** INPUT **
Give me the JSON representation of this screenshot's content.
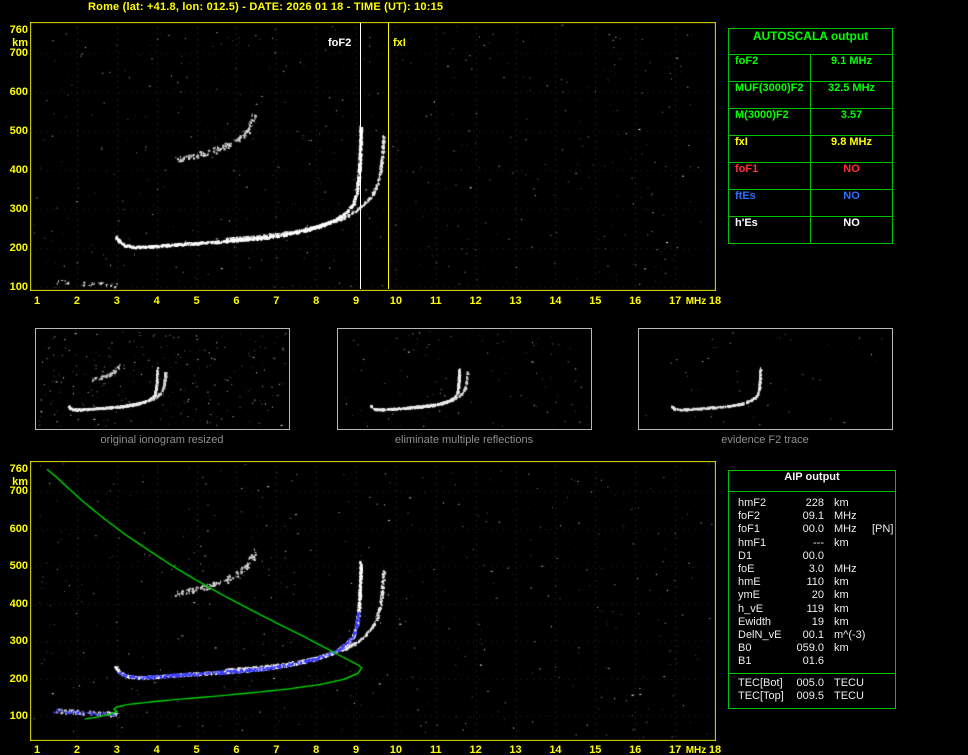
{
  "title": "Rome (lat: +41.8, lon: 012.5) - DATE: 2026 01 18 - TIME (UT): 10:15",
  "colors": {
    "green": "#00ff00",
    "yellow": "#ffff00",
    "red": "#ff3030",
    "blue": "#2b6fff",
    "white": "#ffffff",
    "gray": "#8f8f8f"
  },
  "top_plot": {
    "y_ticks": [
      "760",
      "700",
      "600",
      "500",
      "400",
      "300",
      "200",
      "100"
    ],
    "y_unit": "km",
    "x_ticks": [
      "1",
      "2",
      "3",
      "4",
      "5",
      "6",
      "7",
      "8",
      "9",
      "10",
      "11",
      "12",
      "13",
      "14",
      "15",
      "16",
      "17",
      "18"
    ],
    "x_unit": "MHz",
    "markers": {
      "foF2": {
        "label": "foF2",
        "mhz": 9.1,
        "color": "white"
      },
      "fxI": {
        "label": "fxI",
        "mhz": 9.8,
        "color": "yellow"
      }
    }
  },
  "autoscala": {
    "title": "AUTOSCALA output",
    "rows": [
      {
        "param": "foF2",
        "value": "9.1 MHz",
        "color": "green"
      },
      {
        "param": "MUF(3000)F2",
        "value": "32.5 MHz",
        "color": "green"
      },
      {
        "param": "M(3000)F2",
        "value": "3.57",
        "color": "green"
      },
      {
        "param": "fxI",
        "value": "9.8 MHz",
        "color": "yellow"
      },
      {
        "param": "foF1",
        "value": "NO",
        "color": "red"
      },
      {
        "param": "ftEs",
        "value": "NO",
        "color": "blue"
      },
      {
        "param": "h'Es",
        "value": "NO",
        "color": "white"
      }
    ]
  },
  "thumbnails": {
    "items": [
      {
        "caption": "original ionogram resized"
      },
      {
        "caption": "eliminate multiple reflections"
      },
      {
        "caption": "evidence F2 trace"
      }
    ]
  },
  "bottom_plot": {
    "y_ticks": [
      "760",
      "700",
      "600",
      "500",
      "400",
      "300",
      "200",
      "100"
    ],
    "y_unit": "km",
    "x_ticks": [
      "1",
      "2",
      "3",
      "4",
      "5",
      "6",
      "7",
      "8",
      "9",
      "10",
      "11",
      "12",
      "13",
      "14",
      "15",
      "16",
      "17",
      "18"
    ],
    "x_unit": "MHz"
  },
  "aip": {
    "title": "AIP output",
    "rows": [
      {
        "param": "hmF2",
        "value": "228",
        "unit": "km",
        "note": ""
      },
      {
        "param": "foF2",
        "value": "09.1",
        "unit": "MHz",
        "note": ""
      },
      {
        "param": "foF1",
        "value": "00.0",
        "unit": "MHz",
        "note": "[PN]"
      },
      {
        "param": "hmF1",
        "value": "---",
        "unit": "km",
        "note": ""
      },
      {
        "param": "D1",
        "value": "00.0",
        "unit": "",
        "note": ""
      },
      {
        "param": "foE",
        "value": "3.0",
        "unit": "MHz",
        "note": ""
      },
      {
        "param": "hmE",
        "value": "110",
        "unit": "km",
        "note": ""
      },
      {
        "param": "ymE",
        "value": "20",
        "unit": "km",
        "note": ""
      },
      {
        "param": "h_vE",
        "value": "119",
        "unit": "km",
        "note": ""
      },
      {
        "param": "Ewidth",
        "value": "19",
        "unit": "km",
        "note": ""
      },
      {
        "param": "DelN_vE",
        "value": "00.1",
        "unit": "m^(-3)",
        "note": ""
      },
      {
        "param": "B0",
        "value": "059.0",
        "unit": "km",
        "note": ""
      },
      {
        "param": "B1",
        "value": "01.6",
        "unit": "",
        "note": ""
      }
    ],
    "tec_rows": [
      {
        "param": "TEC[Bot]",
        "value": "005.0",
        "unit": "TECU",
        "note": ""
      },
      {
        "param": "TEC[Top]",
        "value": "009.5",
        "unit": "TECU",
        "note": ""
      }
    ]
  }
}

** EXERCISE TASK **
Restate each line of the records exactly; pictures do not belong in the copy.

** RESULT BELOW **
Give me the JSON representation of this screenshot's content.
{
  "title": "Rome (lat: +41.8, lon: 012.5) - DATE: 2026 01 18 - TIME (UT): 10:15",
  "colors": {
    "green": "#00ff00",
    "yellow": "#ffff00",
    "red": "#ff3030",
    "blue": "#2b6fff",
    "white": "#ffffff",
    "gray": "#8f8f8f"
  },
  "top_plot": {
    "y_ticks": [
      "760",
      "700",
      "600",
      "500",
      "400",
      "300",
      "200",
      "100"
    ],
    "y_unit": "km",
    "x_ticks": [
      "1",
      "2",
      "3",
      "4",
      "5",
      "6",
      "7",
      "8",
      "9",
      "10",
      "11",
      "12",
      "13",
      "14",
      "15",
      "16",
      "17",
      "18"
    ],
    "x_unit": "MHz",
    "markers": {
      "foF2": {
        "label": "foF2",
        "mhz": 9.1,
        "color": "white"
      },
      "fxI": {
        "label": "fxI",
        "mhz": 9.8,
        "color": "yellow"
      }
    }
  },
  "autoscala": {
    "title": "AUTOSCALA output",
    "rows": [
      {
        "param": "foF2",
        "value": "9.1 MHz",
        "color": "green"
      },
      {
        "param": "MUF(3000)F2",
        "value": "32.5 MHz",
        "color": "green"
      },
      {
        "param": "M(3000)F2",
        "value": "3.57",
        "color": "green"
      },
      {
        "param": "fxI",
        "value": "9.8 MHz",
        "color": "yellow"
      },
      {
        "param": "foF1",
        "value": "NO",
        "color": "red"
      },
      {
        "param": "ftEs",
        "value": "NO",
        "color": "blue"
      },
      {
        "param": "h'Es",
        "value": "NO",
        "color": "white"
      }
    ]
  },
  "thumbnails": {
    "items": [
      {
        "caption": "original ionogram resized"
      },
      {
        "caption": "eliminate multiple reflections"
      },
      {
        "caption": "evidence F2 trace"
      }
    ]
  },
  "bottom_plot": {
    "y_ticks": [
      "760",
      "700",
      "600",
      "500",
      "400",
      "300",
      "200",
      "100"
    ],
    "y_unit": "km",
    "x_ticks": [
      "1",
      "2",
      "3",
      "4",
      "5",
      "6",
      "7",
      "8",
      "9",
      "10",
      "11",
      "12",
      "13",
      "14",
      "15",
      "16",
      "17",
      "18"
    ],
    "x_unit": "MHz"
  },
  "aip": {
    "title": "AIP output",
    "rows": [
      {
        "param": "hmF2",
        "value": "228",
        "unit": "km",
        "note": ""
      },
      {
        "param": "foF2",
        "value": "09.1",
        "unit": "MHz",
        "note": ""
      },
      {
        "param": "foF1",
        "value": "00.0",
        "unit": "MHz",
        "note": "[PN]"
      },
      {
        "param": "hmF1",
        "value": "---",
        "unit": "km",
        "note": ""
      },
      {
        "param": "D1",
        "value": "00.0",
        "unit": "",
        "note": ""
      },
      {
        "param": "foE",
        "value": "3.0",
        "unit": "MHz",
        "note": ""
      },
      {
        "param": "hmE",
        "value": "110",
        "unit": "km",
        "note": ""
      },
      {
        "param": "ymE",
        "value": "20",
        "unit": "km",
        "note": ""
      },
      {
        "param": "h_vE",
        "value": "119",
        "unit": "km",
        "note": ""
      },
      {
        "param": "Ewidth",
        "value": "19",
        "unit": "km",
        "note": ""
      },
      {
        "param": "DelN_vE",
        "value": "00.1",
        "unit": "m^(-3)",
        "note": ""
      },
      {
        "param": "B0",
        "value": "059.0",
        "unit": "km",
        "note": ""
      },
      {
        "param": "B1",
        "value": "01.6",
        "unit": "",
        "note": ""
      }
    ],
    "tec_rows": [
      {
        "param": "TEC[Bot]",
        "value": "005.0",
        "unit": "TECU",
        "note": ""
      },
      {
        "param": "TEC[Top]",
        "value": "009.5",
        "unit": "TECU",
        "note": ""
      }
    ]
  }
}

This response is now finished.